#### [Lijst met opdrachten]
(a) Waarom concludeert de schrijver in de tekst dat uitspraken kennelijk onderhevig zijn aan zelfprojectie? Antwoord in één tot drie zinnen.
(b) Schrijf uit de tekst letterlijk over wat begint bij "En jawel hoor;" en doorloopt tot en met "rolde zelf; gelijkerwijs.".

#### [Tekst]

◆ ◆ ◆

En jawel hoor; weer viel men over woorden; met name over datgene wat ik de laatste keer op meel zette; over de oprotuitspraak van de Rotterdamse burgemeester en de daaraan gekoppelde vergelijking, en daartoe bedien ik me ditmaal van een kort maar krachtig weerwoord; 't is tenslotte toch regenweer.

Stromende regen; 26 paletten en lossen met laadklep; stond ik zelf, min of meer, droog; de twee anderen die de paletten door de stromende regen met een pompkar naar binnen, een klein onderkomen tussen de huizen in, trokken, hielden het niet droog terwijl een lange sliert van voertuigen zich langs de vrachtwagen wurmde;
Allemaal lui, droog in de voiture, onzichtbaar voor de buitenwereld, geheimzinnig traag rollend door 't nat achter half beslagen ramen: rare wereld eigenlijk; het duurde een goed uur, toen kon ik de weg weer vrijmaken; rolde zelf; gelijkerwijs.

Het was en is voor mij toch wel 't geleverde bewijs; hoe woorden sturen, en, anders dan bij film of stripverhaal, de lezer zichzelf een beeld creëert aangaande datgene dat hij in woorden tot zich neemt; al lezende kun je er een intonatie aan geven die je zelf wilt. Of juist niet. Zo zou je, met veel verontwaardiging in gedachten, kunnen lezen dat, als de voorman van de P.V.V. dezelfde woorden had gebezigd als de Rotterdamse burgemeester, hij daar meteen een nieuw proces voor aan z'n broek had gekregen. Maar je kunt deze woorden ook zonder enige emotie, bijbedoeling en verontwaardiging tot je nemen: het blijft voor mij een vaststaand feit dat, indien die geblondeerde pigum van de enige openlijk dictatoriaal geregeerde politieke partij van Nederland dezelfde uitspraak had gedaan, er onverbiddelijk door het Openbaar Ministerie, zelfs zonder aangifte, een Proces Verbaal was uitgeschreven. Het is dus een vaststaand feit dat exact dezelfde uitspraak door toehoorders verschillend wordt uitgelegd al naar gelang wie de uitspraak doet; uitspraken zijn kennelijk onderhevig aan zelfprojectie.

◆ ◆ ◆

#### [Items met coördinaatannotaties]
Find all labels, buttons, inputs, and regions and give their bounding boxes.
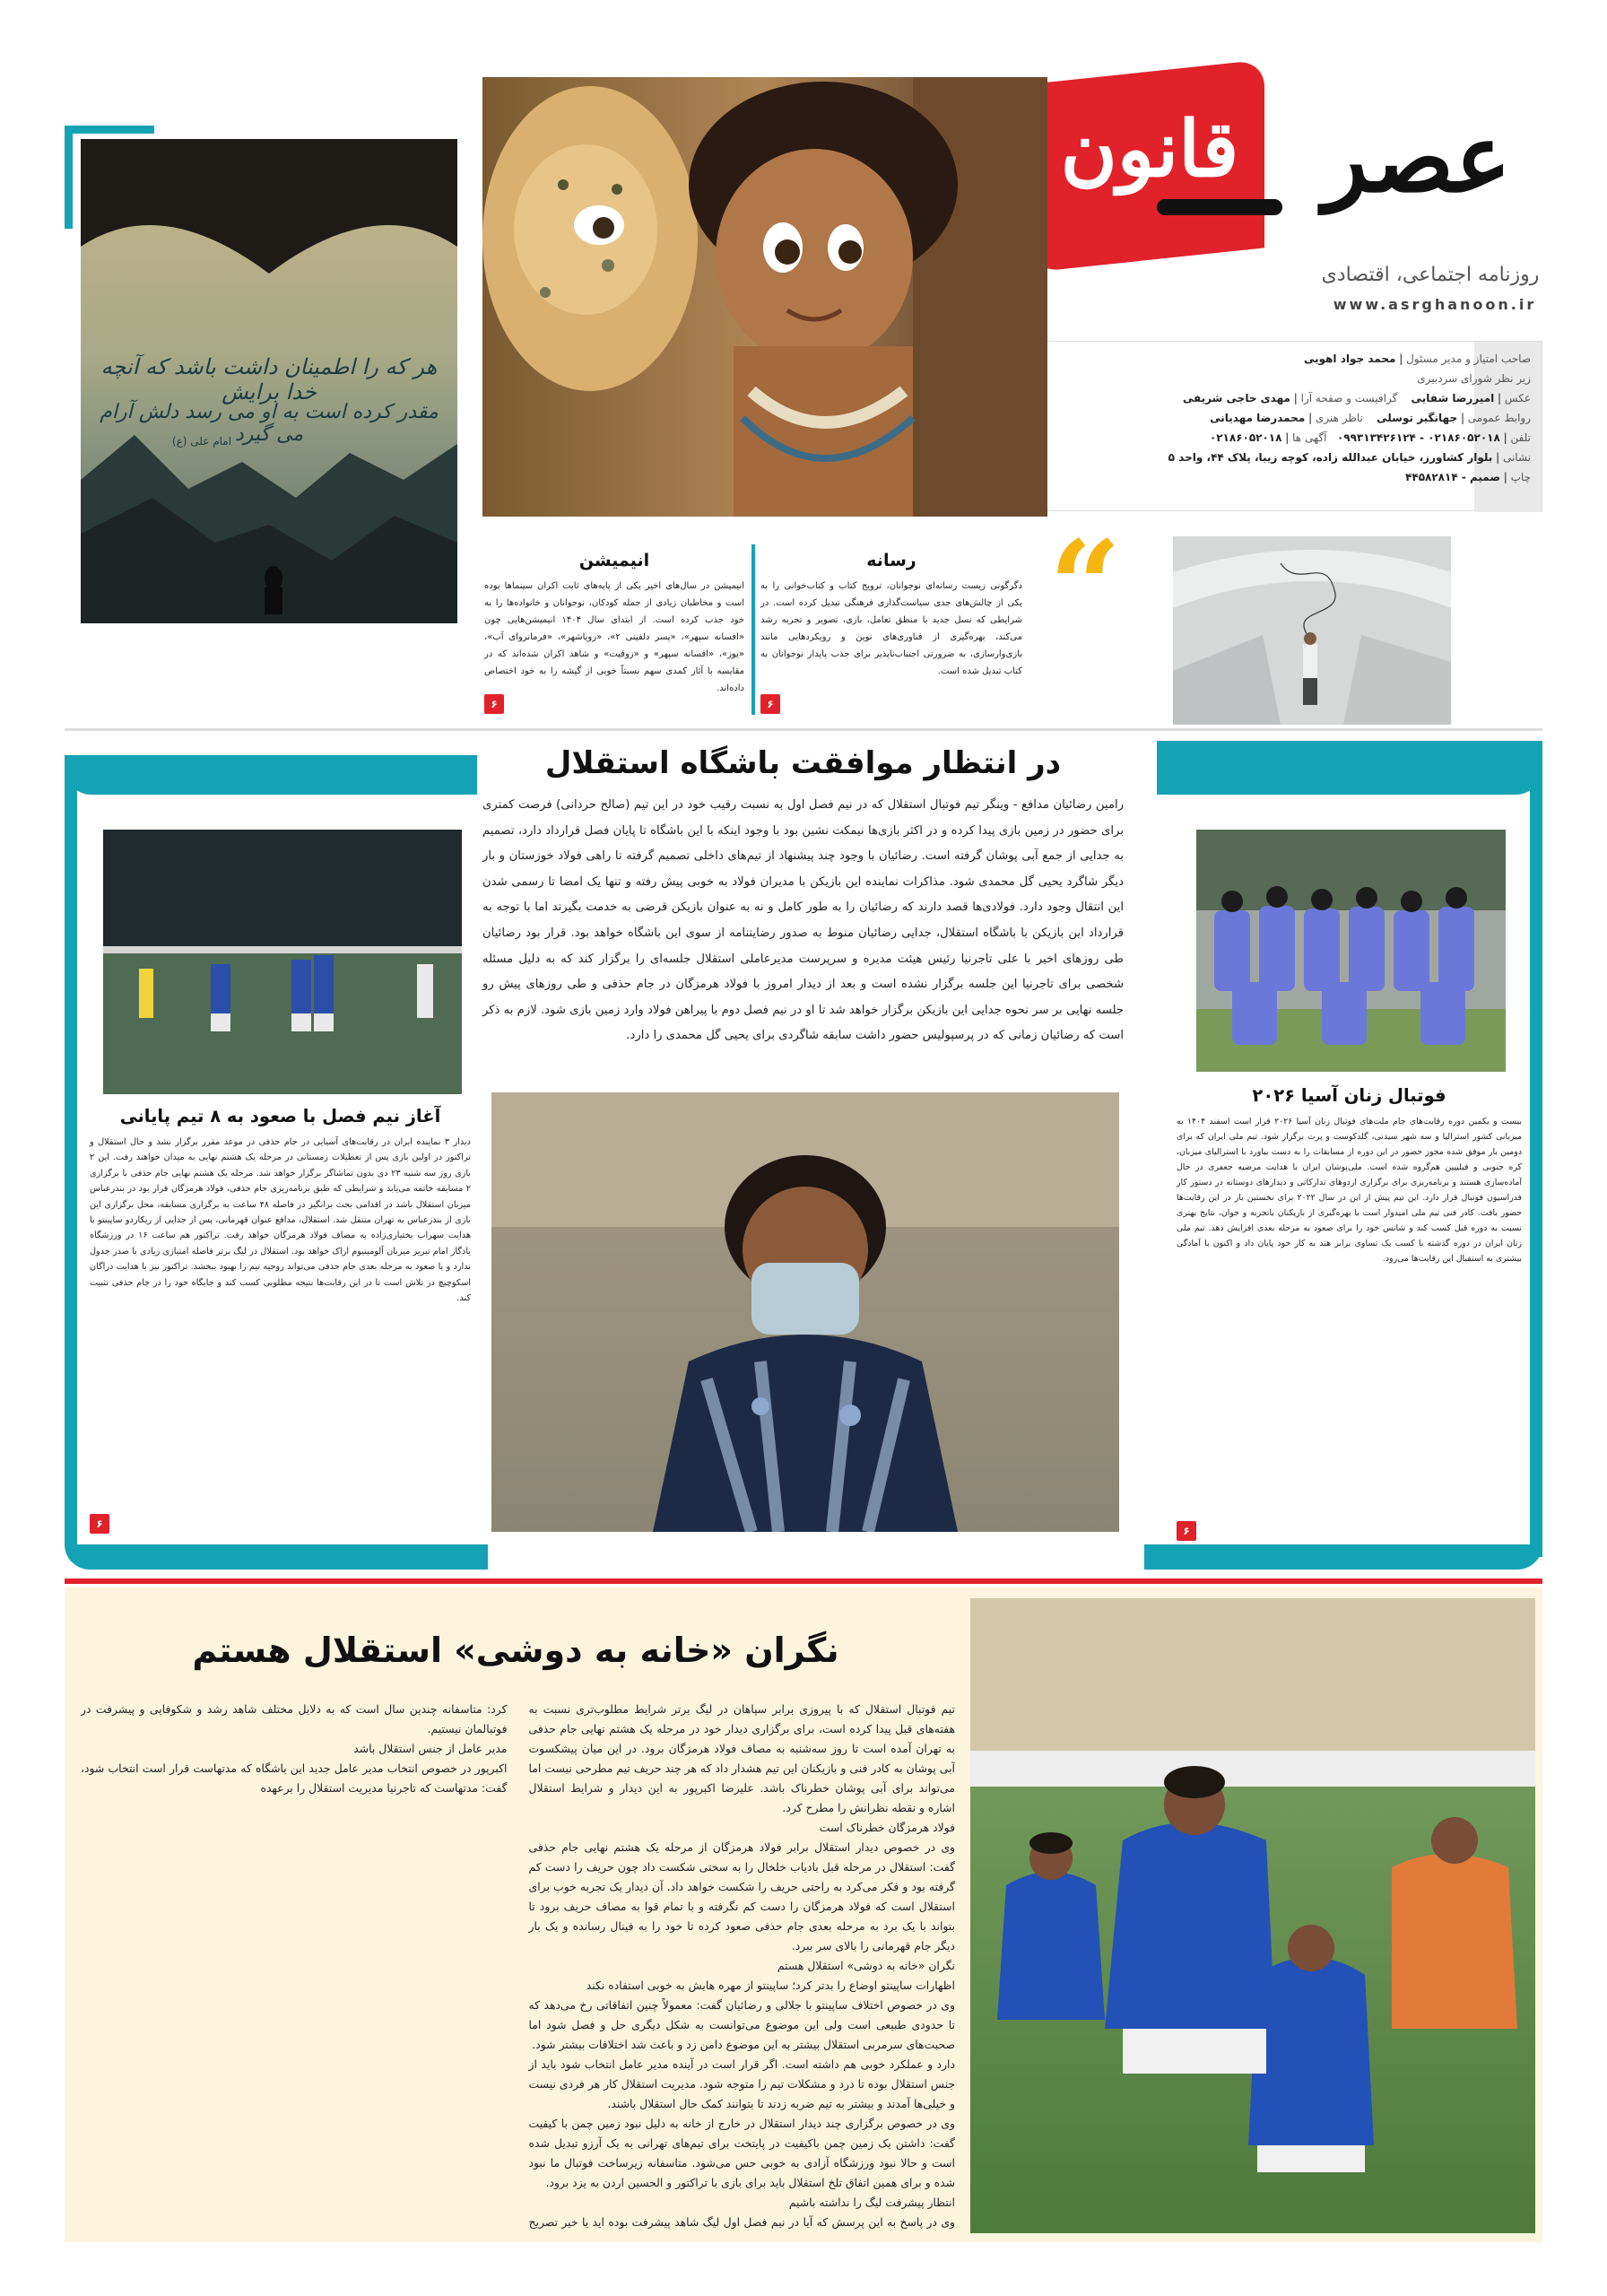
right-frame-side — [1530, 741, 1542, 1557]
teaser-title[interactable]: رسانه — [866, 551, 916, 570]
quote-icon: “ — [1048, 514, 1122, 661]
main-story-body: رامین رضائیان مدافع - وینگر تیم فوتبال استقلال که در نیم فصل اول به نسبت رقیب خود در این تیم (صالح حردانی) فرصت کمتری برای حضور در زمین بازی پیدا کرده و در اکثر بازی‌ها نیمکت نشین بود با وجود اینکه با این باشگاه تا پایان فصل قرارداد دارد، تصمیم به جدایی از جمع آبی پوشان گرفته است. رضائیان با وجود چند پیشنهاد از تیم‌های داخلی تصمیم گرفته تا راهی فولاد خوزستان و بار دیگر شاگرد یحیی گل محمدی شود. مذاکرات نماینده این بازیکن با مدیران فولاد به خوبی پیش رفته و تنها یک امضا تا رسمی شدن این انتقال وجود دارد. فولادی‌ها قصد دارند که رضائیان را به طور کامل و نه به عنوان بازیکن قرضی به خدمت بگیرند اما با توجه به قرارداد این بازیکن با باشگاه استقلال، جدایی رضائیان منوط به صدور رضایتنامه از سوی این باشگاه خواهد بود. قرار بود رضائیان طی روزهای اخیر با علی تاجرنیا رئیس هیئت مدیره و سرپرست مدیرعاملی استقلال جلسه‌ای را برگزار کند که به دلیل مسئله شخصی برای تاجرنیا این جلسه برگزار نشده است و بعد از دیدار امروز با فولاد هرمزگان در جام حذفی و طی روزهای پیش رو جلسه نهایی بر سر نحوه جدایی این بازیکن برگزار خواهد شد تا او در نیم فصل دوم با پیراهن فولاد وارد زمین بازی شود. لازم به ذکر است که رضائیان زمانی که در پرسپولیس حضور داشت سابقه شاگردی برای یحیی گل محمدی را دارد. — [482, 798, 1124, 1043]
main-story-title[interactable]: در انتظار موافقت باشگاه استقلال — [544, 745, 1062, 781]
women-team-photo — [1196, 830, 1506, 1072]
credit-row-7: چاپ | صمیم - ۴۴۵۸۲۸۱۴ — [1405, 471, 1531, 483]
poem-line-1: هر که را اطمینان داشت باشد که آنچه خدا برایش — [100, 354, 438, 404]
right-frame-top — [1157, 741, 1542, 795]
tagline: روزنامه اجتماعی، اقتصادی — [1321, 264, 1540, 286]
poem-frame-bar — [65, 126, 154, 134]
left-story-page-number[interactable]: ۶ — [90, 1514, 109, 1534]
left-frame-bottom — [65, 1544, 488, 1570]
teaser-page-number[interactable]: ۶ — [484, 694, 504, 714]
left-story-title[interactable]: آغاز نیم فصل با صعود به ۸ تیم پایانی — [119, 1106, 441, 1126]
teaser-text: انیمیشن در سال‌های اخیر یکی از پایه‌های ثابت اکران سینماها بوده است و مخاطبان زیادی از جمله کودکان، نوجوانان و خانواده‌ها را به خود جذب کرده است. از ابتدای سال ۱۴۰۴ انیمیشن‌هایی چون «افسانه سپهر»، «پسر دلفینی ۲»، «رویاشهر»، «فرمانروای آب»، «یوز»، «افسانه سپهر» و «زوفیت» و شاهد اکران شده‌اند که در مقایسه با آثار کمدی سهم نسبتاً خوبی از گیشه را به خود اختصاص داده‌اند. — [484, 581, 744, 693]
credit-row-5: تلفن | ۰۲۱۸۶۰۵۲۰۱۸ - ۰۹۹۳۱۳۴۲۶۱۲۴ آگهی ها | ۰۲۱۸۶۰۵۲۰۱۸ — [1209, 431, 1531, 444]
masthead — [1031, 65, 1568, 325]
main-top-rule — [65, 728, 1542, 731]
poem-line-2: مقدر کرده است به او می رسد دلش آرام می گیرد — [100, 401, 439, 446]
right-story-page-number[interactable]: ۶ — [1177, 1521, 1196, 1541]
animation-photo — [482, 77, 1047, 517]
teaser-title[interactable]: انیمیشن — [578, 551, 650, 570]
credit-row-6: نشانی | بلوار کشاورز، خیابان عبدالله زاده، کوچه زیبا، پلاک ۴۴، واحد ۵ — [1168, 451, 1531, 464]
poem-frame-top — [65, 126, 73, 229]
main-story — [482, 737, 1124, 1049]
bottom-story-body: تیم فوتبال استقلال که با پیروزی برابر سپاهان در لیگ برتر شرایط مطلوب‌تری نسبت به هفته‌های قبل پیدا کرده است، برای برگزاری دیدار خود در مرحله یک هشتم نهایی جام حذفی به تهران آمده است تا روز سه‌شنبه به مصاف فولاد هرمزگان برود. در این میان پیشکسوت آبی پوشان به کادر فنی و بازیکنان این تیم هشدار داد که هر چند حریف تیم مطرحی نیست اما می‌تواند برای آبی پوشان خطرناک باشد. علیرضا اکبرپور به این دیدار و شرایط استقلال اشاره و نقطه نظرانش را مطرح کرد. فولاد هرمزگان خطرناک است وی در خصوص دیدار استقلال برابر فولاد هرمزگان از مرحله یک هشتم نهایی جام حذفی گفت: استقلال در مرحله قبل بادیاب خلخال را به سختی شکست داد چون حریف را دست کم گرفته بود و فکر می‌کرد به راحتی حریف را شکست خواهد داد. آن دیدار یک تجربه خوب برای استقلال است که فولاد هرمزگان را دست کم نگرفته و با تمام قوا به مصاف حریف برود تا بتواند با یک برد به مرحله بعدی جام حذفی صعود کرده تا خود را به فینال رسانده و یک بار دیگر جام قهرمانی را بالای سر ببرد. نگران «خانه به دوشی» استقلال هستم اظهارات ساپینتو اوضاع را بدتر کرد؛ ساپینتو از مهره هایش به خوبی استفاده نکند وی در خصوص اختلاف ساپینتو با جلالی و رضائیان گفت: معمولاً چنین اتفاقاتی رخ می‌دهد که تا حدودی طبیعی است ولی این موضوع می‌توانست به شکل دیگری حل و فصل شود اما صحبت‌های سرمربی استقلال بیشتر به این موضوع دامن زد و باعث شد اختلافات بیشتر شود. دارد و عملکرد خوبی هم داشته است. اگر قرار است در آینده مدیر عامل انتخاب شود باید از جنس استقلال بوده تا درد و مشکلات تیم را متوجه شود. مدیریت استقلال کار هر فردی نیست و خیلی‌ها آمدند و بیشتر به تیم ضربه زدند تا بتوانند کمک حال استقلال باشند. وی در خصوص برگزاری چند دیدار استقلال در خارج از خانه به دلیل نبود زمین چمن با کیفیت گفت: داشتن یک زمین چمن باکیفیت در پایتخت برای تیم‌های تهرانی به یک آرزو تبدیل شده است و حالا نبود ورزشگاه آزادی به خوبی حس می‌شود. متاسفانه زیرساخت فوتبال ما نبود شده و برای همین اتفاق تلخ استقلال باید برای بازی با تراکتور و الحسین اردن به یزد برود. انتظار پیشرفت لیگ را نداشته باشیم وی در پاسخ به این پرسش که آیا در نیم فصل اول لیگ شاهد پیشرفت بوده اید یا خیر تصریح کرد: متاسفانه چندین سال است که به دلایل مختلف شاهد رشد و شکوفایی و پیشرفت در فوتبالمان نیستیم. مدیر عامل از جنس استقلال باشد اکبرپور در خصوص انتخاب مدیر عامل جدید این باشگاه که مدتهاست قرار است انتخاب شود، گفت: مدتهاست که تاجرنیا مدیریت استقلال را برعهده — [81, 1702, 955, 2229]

◆ ◆ ◆

#### [Geschreven antwoorden]
(a) Volgens de schrijver wordt exact dezelfde uitspraak door toehoorders verschillend uitgelegd, afhankelijk van wie de uitspraak doet. Hij noemt het een vaststaand feit dat de voorman van de P.V.V. een proces-verbaal had gekregen als hij dezelfde woorden had gebruikt als de Rotterdamse burgemeester.

(b)
En jawel hoor; weer viel men over woorden; met name over datgene wat ik de laatste keer op meel zette; over de oprotuitspraak van de Rotterdamse burgemeester en de daaraan gekoppelde vergelijking, en daartoe bedien ik me ditmaal van een kort maar krachtig weerwoord; 't is tenslotte toch regenweer.

Stromende regen; 26 paletten en lossen met laadklep; stond ik zelf, min of meer, droog; de twee anderen die de paletten door de stromende regen met een pompkar naar binnen, een klein onderkomen tussen de huizen in, trokken, hielden het niet droog terwijl een lange sliert van voertuigen zich langs de vrachtwagen wurmde;
Allemaal lui, droog in de voiture, onzichtbaar voor de buitenwereld, geheimzinnig traag rollend door 't nat achter half beslagen ramen: rare wereld eigenlijk; het duurde een goed uur, toen kon ik de weg weer vrijmaken; rolde zelf; gelijkerwijs.